#### [Material for this task]
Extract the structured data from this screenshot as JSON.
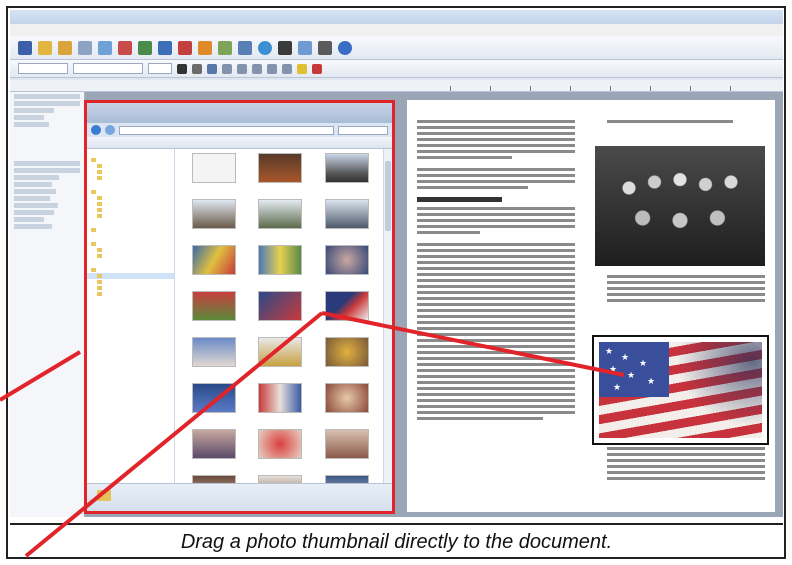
{
  "caption": "Drag a photo thumbnail directly to the document.",
  "colors": {
    "highlight_red": "#e0242a",
    "frame_border": "#222222",
    "window_chrome": "#dfe6f0",
    "flag_blue": "#3a4f9c",
    "flag_red": "#c8323c"
  },
  "icons": {
    "folder": "folder-icon",
    "star": "★"
  }
}
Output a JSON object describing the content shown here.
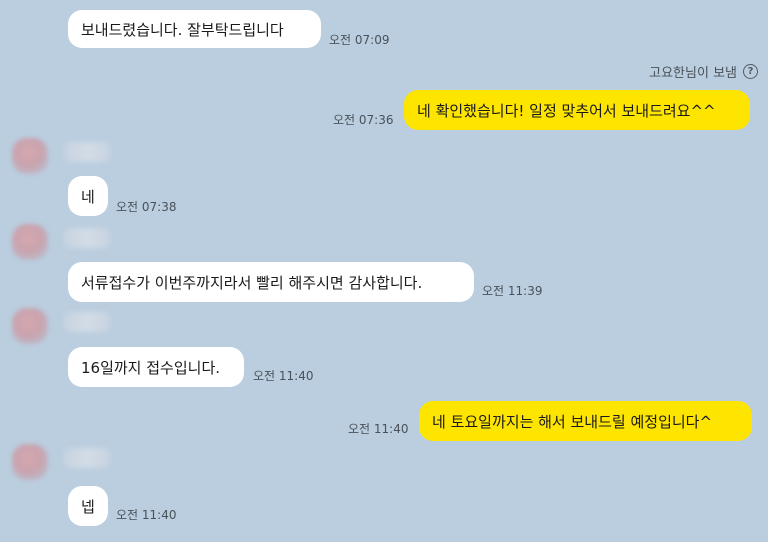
{
  "messages": [
    {
      "text": "보내드렸습니다. 잘부탁드립니다",
      "time": "오전 07:09"
    },
    {
      "text": "네 확인했습니다! 일정 맞추어서 보내드려요^^",
      "time": "오전 07:36"
    },
    {
      "text": "네",
      "time": "오전 07:38"
    },
    {
      "text": "서류접수가 이번주까지라서 빨리 해주시면 감사합니다.",
      "time": "오전 11:39"
    },
    {
      "text": "16일까지 접수입니다.",
      "time": "오전 11:40"
    },
    {
      "text": "네 토요일까지는 해서 보내드릴 예정입니다^",
      "time": "오전 11:40"
    },
    {
      "text": "넵",
      "time": "오전 11:40"
    }
  ],
  "sender_notice": {
    "label": "고요한님이 보냄",
    "icon": "question-circle-icon",
    "glyph": "?"
  },
  "colors": {
    "background": "#bacee0",
    "incoming": "#ffffff",
    "outgoing": "#fee500"
  }
}
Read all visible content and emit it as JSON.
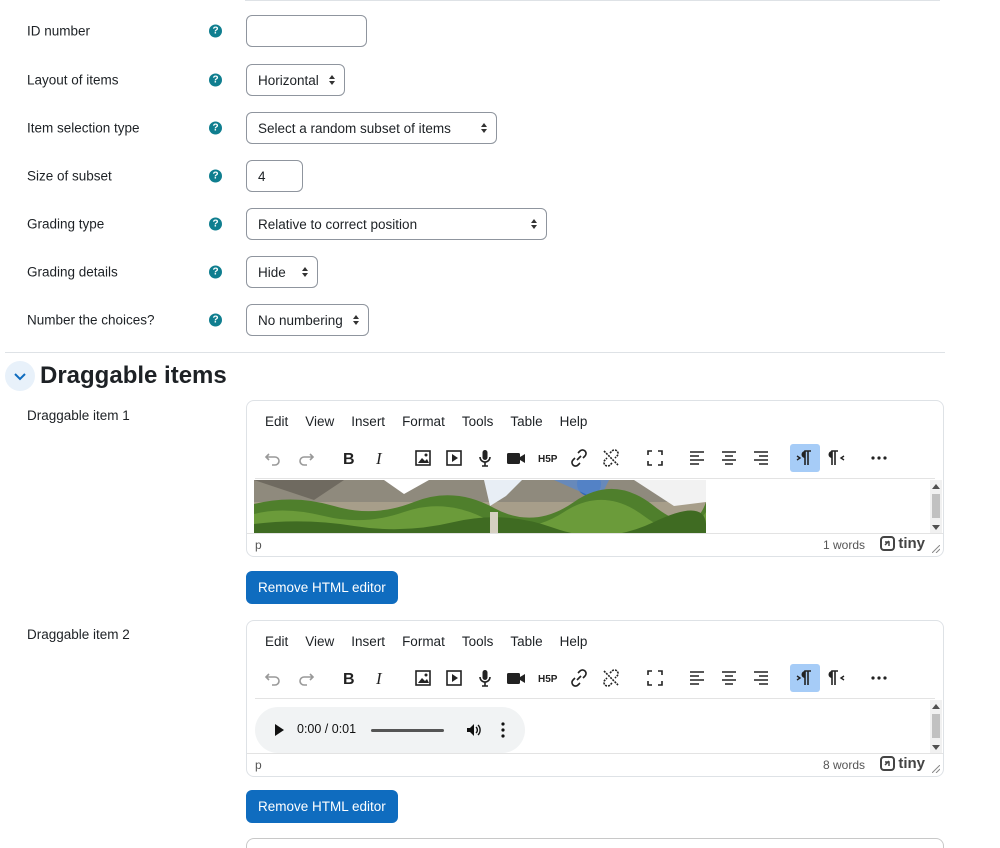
{
  "form": {
    "fields": [
      {
        "label": "ID number",
        "value": "",
        "type": "text"
      },
      {
        "label": "Layout of items",
        "value": "Horizontal",
        "type": "select"
      },
      {
        "label": "Item selection type",
        "value": "Select a random subset of items",
        "type": "select"
      },
      {
        "label": "Size of subset",
        "value": "4",
        "type": "text"
      },
      {
        "label": "Grading type",
        "value": "Relative to correct position",
        "type": "select"
      },
      {
        "label": "Grading details",
        "value": "Hide",
        "type": "select"
      },
      {
        "label": "Number the choices?",
        "value": "No numbering",
        "type": "select"
      }
    ],
    "help_glyph": "?"
  },
  "section": {
    "title": "Draggable items",
    "toggle_icon": "chevron-down-icon"
  },
  "editor_menu": [
    "Edit",
    "View",
    "Insert",
    "Format",
    "Tools",
    "Table",
    "Help"
  ],
  "toolbar_icons": [
    "undo-icon",
    "redo-icon",
    "bold-icon",
    "italic-icon",
    "image-icon",
    "media-icon",
    "record-audio-icon",
    "record-video-icon",
    "h5p-icon",
    "link-icon",
    "unlink-icon",
    "fullscreen-icon",
    "align-left-icon",
    "align-center-icon",
    "align-right-icon",
    "ltr-icon",
    "rtl-icon",
    "more-icon"
  ],
  "items": [
    {
      "label": "Draggable item 1",
      "path": "p",
      "words": "1 words",
      "button": "Remove HTML editor"
    },
    {
      "label": "Draggable item 2",
      "path": "p",
      "words": "8 words",
      "button": "Remove HTML editor",
      "audio_time": "0:00 / 0:01"
    }
  ],
  "brand": "tiny",
  "colors": {
    "primary": "#0f6cbf",
    "help": "#0f7e8f",
    "toolbar_active": "#a6ccf7"
  }
}
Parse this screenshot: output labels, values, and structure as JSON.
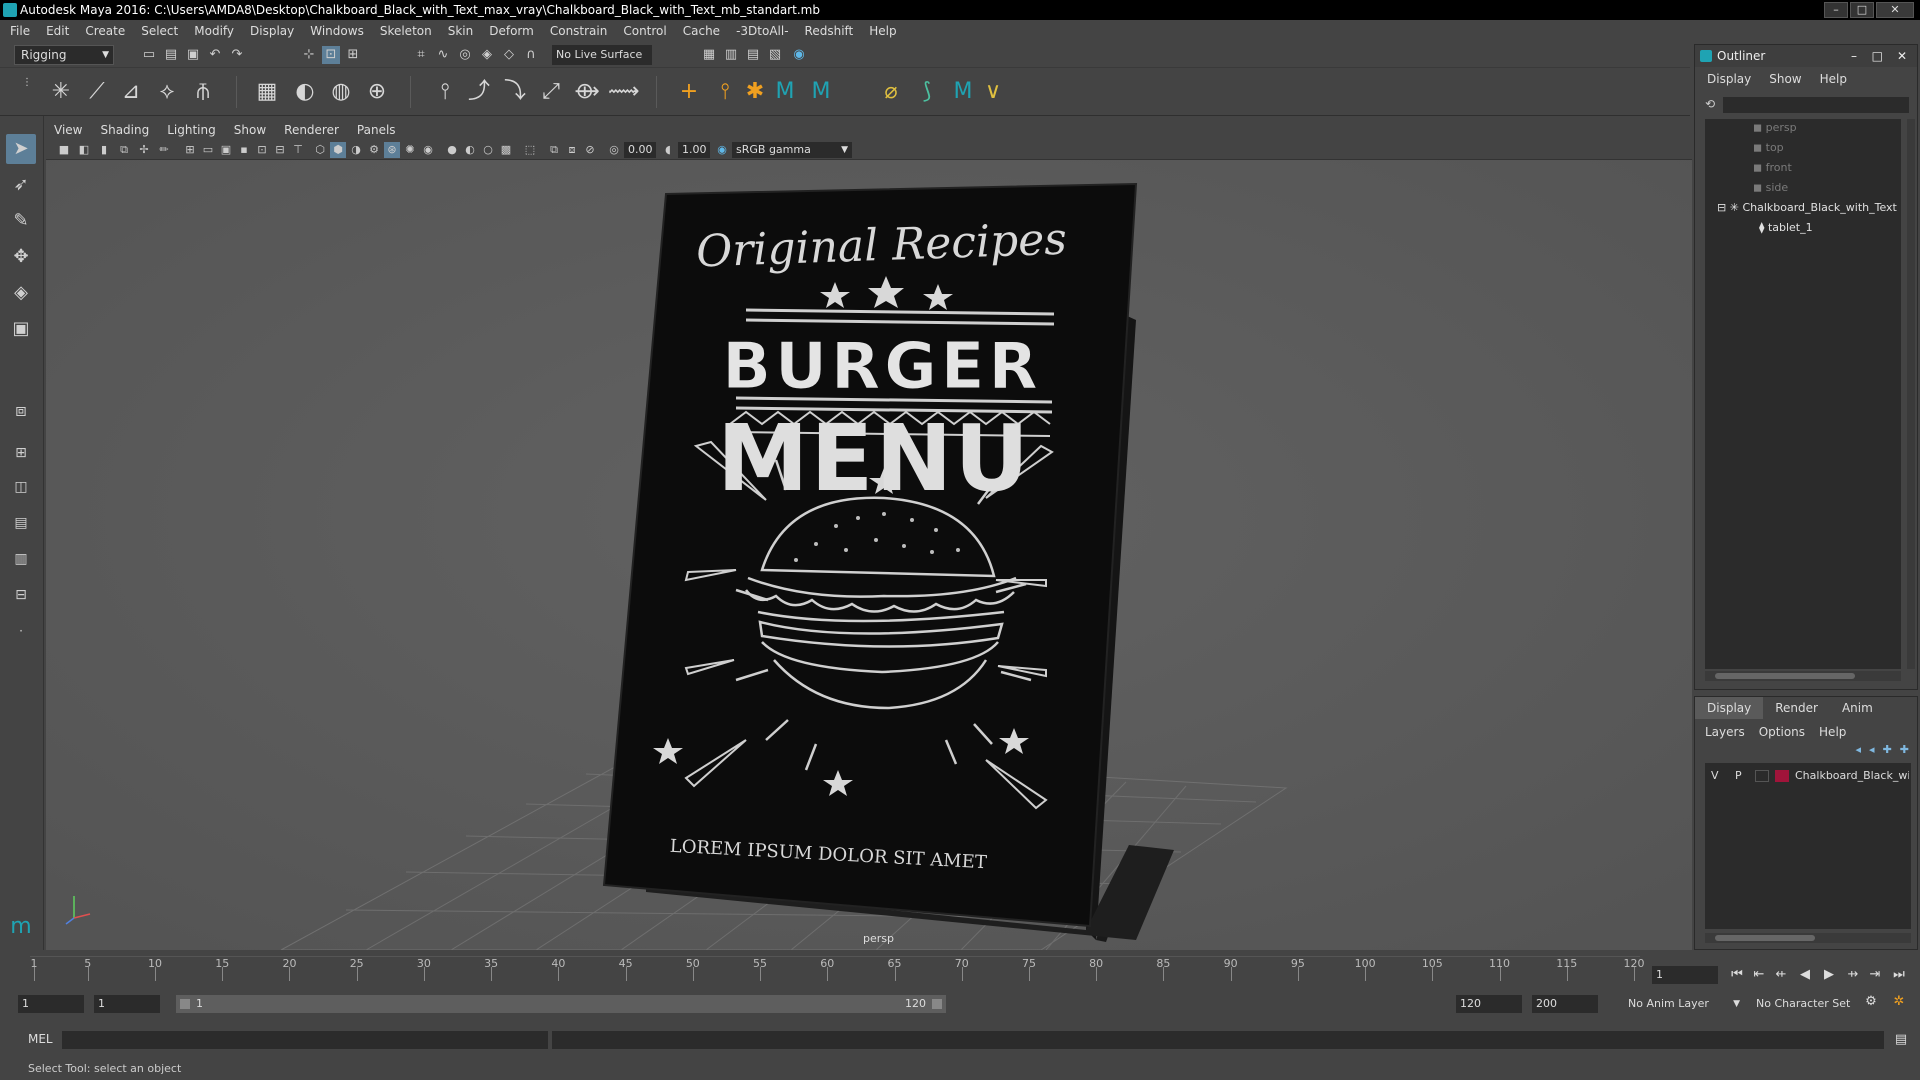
{
  "window": {
    "title": "Autodesk Maya 2016: C:\\Users\\AMDA8\\Desktop\\Chalkboard_Black_with_Text_max_vray\\Chalkboard_Black_with_Text_mb_standart.mb",
    "controls": [
      "minimize",
      "maximize",
      "close"
    ]
  },
  "menubar": [
    "File",
    "Edit",
    "Create",
    "Select",
    "Modify",
    "Display",
    "Windows",
    "Skeleton",
    "Skin",
    "Deform",
    "Constrain",
    "Control",
    "Cache",
    "-3DtoAll-",
    "Redshift",
    "Help"
  ],
  "statusline": {
    "mode": "Rigging",
    "live_surface": "No Live Surface"
  },
  "panel": {
    "menus": [
      "View",
      "Shading",
      "Lighting",
      "Show",
      "Renderer",
      "Panels"
    ],
    "exposure": "0.00",
    "gamma": "1.00",
    "color_space": "sRGB gamma",
    "camera_label": "persp"
  },
  "chalkboard": {
    "line1": "Original Recipes",
    "line2": "BURGER",
    "line3": "MENU",
    "line4": "LOREM IPSUM DOLOR SIT AMET"
  },
  "outliner": {
    "title": "Outliner",
    "menus": [
      "Display",
      "Show",
      "Help"
    ],
    "items": [
      {
        "label": "persp",
        "dim": true,
        "indent": 2
      },
      {
        "label": "top",
        "dim": true,
        "indent": 2
      },
      {
        "label": "front",
        "dim": true,
        "indent": 2
      },
      {
        "label": "side",
        "dim": true,
        "indent": 2
      },
      {
        "label": "Chalkboard_Black_with_Text",
        "dim": false,
        "indent": 1
      },
      {
        "label": "tablet_1",
        "dim": false,
        "indent": 3
      }
    ]
  },
  "layers": {
    "tabs": [
      "Display",
      "Render",
      "Anim"
    ],
    "active_tab": "Display",
    "menus": [
      "Layers",
      "Options",
      "Help"
    ],
    "rows": [
      {
        "visible": "V",
        "playback": "P",
        "color": "#a0143a",
        "name": "Chalkboard_Black_with_Text"
      }
    ]
  },
  "timeline": {
    "ticks": [
      1,
      5,
      10,
      15,
      20,
      25,
      30,
      35,
      40,
      45,
      50,
      55,
      60,
      65,
      70,
      75,
      80,
      85,
      90,
      95,
      100,
      105,
      110,
      115,
      120
    ],
    "min": 1,
    "max": 120,
    "current_frame": "1"
  },
  "range": {
    "start": "1",
    "playback_start": "1",
    "slider_start": "1",
    "slider_end": "120",
    "playback_end": "120",
    "end": "200",
    "anim_layer": "No Anim Layer",
    "character_set": "No Character Set"
  },
  "cmdline": {
    "label": "MEL"
  },
  "help_line": "Select Tool: select an object",
  "colors": {
    "ui_bg": "#444444",
    "viewport_bg": "#5a5a5a",
    "field_bg": "#2b2b2b",
    "accent": "#5d7f98",
    "maya_teal": "#1fa3b3"
  }
}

#### [Exercise details]
For each line of the listing that holds the word "Remove", show that line.

#### [Task result]
      "button": "Remove HTML editor"
      "button": "Remove HTML editor",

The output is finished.